Data excerpts:

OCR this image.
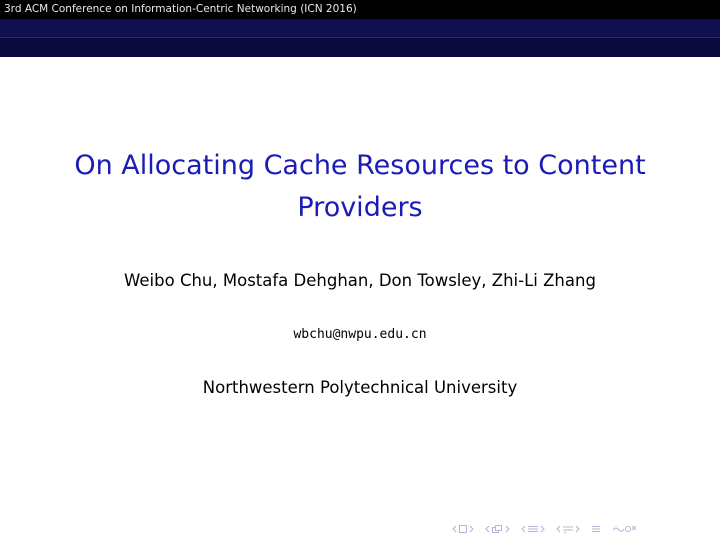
3rd ACM Conference on Information-Centric Networking (ICN 2016)
On Allocating Cache Resources to Content Providers
Weibo Chu, Mostafa Dehghan, Don Towsley, Zhi-Li Zhang
wbchu@nwpu.edu.cn
Northwestern Polytechnical University
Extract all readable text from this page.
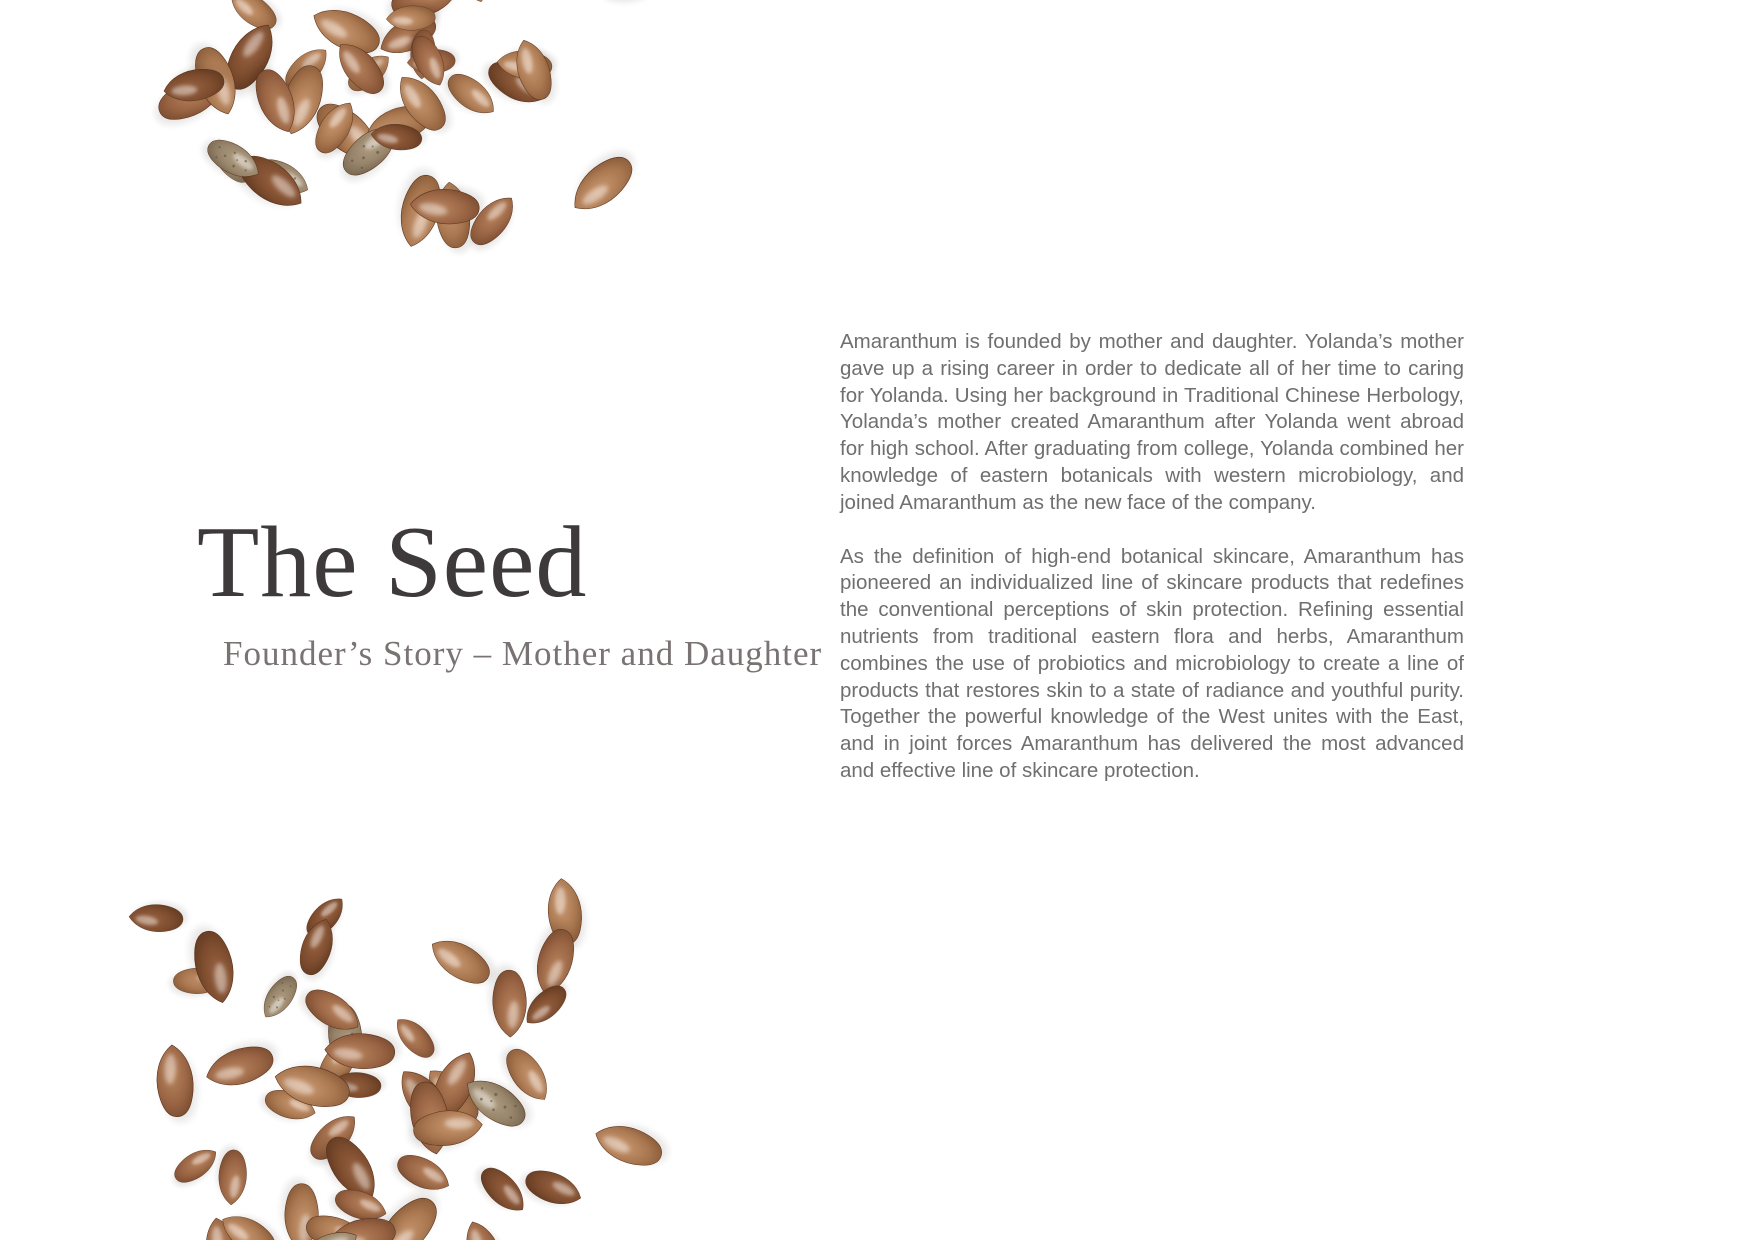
The Seed

Founder’s Story – Mother and Daughter

Amaranthum is founded by mother and daughter. Yolanda’s mother gave up a rising career in order to dedicate all of her time to caring for Yolanda. Using her background in Traditional Chinese Herbology, Yolanda’s mother created Amaranthum after Yolanda went abroad for high school. After graduating from college, Yolanda combined her knowledge of eastern botanicals with western microbiology, and joined Amaranthum as the new face of the company.

As the definition of high-end botanical skincare, Amaranthum has pioneered an individualized line of skincare products that redefines the conventional perceptions of skin protection. Refining essential nutrients from traditional eastern flora and herbs, Amaranthum combines the use of probiotics and microbiology to create a line of products that restores skin to a state of radiance and youthful purity. Together the powerful knowledge of the West unites with the East, and in joint forces Amaranthum has delivered the most advanced and effective line of skincare protection.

WHAT YOU ARE ASKED TO DO: Read the entries and pick out all lines that include the word "Amaranthum".

OUTPUT OF THE TASK:
Amaranthum is founded by mother and daughter. Yolanda’s mother gave up a rising career in order to dedicate all of her time to caring for Yolanda. Using her background in Traditional Chinese Herbology, Yolanda’s mother created Amaranthum after Yolanda went abroad for high school. After graduating from college, Yolanda combined her knowledge of eastern botanicals with western microbiology, and joined Amaranthum as the new face of the company.
As the definition of high-end botanical skincare, Amaranthum has pioneered an individualized line of skincare products that redefines the conventional perceptions of skin protection. Refining essential nutrients from traditional eastern flora and herbs, Amaranthum combines the use of probiotics and microbiology to create a line of products that restores skin to a state of radiance and youthful purity. Together the powerful knowledge of the West unites with the East, and in joint forces Amaranthum has delivered the most advanced and effective line of skincare protection.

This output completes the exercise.